> _Written instruction_:
Work out how many lines hold the string "title". The answer is a single number, nothing more.

> _Information supplied_:
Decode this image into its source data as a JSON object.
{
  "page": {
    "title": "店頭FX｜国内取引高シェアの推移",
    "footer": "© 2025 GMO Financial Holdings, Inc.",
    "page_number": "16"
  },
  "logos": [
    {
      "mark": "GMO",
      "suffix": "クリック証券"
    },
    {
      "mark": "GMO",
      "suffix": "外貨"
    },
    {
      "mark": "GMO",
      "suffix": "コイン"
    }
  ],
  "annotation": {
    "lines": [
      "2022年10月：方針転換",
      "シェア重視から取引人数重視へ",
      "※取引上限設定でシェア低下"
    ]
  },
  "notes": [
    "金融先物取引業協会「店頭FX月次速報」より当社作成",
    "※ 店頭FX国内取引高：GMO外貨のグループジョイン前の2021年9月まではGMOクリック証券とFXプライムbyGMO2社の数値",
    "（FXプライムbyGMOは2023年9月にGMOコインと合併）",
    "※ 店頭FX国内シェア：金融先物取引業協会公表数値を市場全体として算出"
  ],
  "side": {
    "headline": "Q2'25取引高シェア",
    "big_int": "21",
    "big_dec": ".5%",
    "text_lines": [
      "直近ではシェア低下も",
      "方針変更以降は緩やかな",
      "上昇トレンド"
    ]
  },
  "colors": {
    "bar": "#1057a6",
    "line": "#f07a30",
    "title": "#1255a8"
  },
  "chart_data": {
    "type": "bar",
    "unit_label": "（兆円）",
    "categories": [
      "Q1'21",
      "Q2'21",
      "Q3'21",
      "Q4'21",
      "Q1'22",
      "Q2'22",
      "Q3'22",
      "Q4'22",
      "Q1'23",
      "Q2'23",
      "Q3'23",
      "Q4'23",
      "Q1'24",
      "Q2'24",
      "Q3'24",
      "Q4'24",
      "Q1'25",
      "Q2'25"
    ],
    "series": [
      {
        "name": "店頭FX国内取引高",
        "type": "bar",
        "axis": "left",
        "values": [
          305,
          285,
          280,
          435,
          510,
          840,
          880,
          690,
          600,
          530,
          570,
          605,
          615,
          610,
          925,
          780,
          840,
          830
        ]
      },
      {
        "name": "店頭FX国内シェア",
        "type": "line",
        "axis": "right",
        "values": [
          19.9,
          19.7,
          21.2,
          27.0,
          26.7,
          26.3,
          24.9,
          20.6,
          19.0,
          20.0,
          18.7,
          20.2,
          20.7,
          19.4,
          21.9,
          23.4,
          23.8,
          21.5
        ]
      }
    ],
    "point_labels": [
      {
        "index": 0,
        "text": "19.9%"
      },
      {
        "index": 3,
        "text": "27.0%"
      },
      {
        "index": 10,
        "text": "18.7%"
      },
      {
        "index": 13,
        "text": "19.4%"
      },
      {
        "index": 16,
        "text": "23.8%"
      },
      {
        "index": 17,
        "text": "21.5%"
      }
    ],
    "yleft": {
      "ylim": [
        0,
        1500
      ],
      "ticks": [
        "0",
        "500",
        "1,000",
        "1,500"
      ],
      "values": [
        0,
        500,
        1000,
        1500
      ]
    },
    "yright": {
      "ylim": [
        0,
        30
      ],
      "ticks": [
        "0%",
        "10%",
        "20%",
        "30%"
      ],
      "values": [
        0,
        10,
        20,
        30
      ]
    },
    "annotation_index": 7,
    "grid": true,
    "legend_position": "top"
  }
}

> _Full output_:
2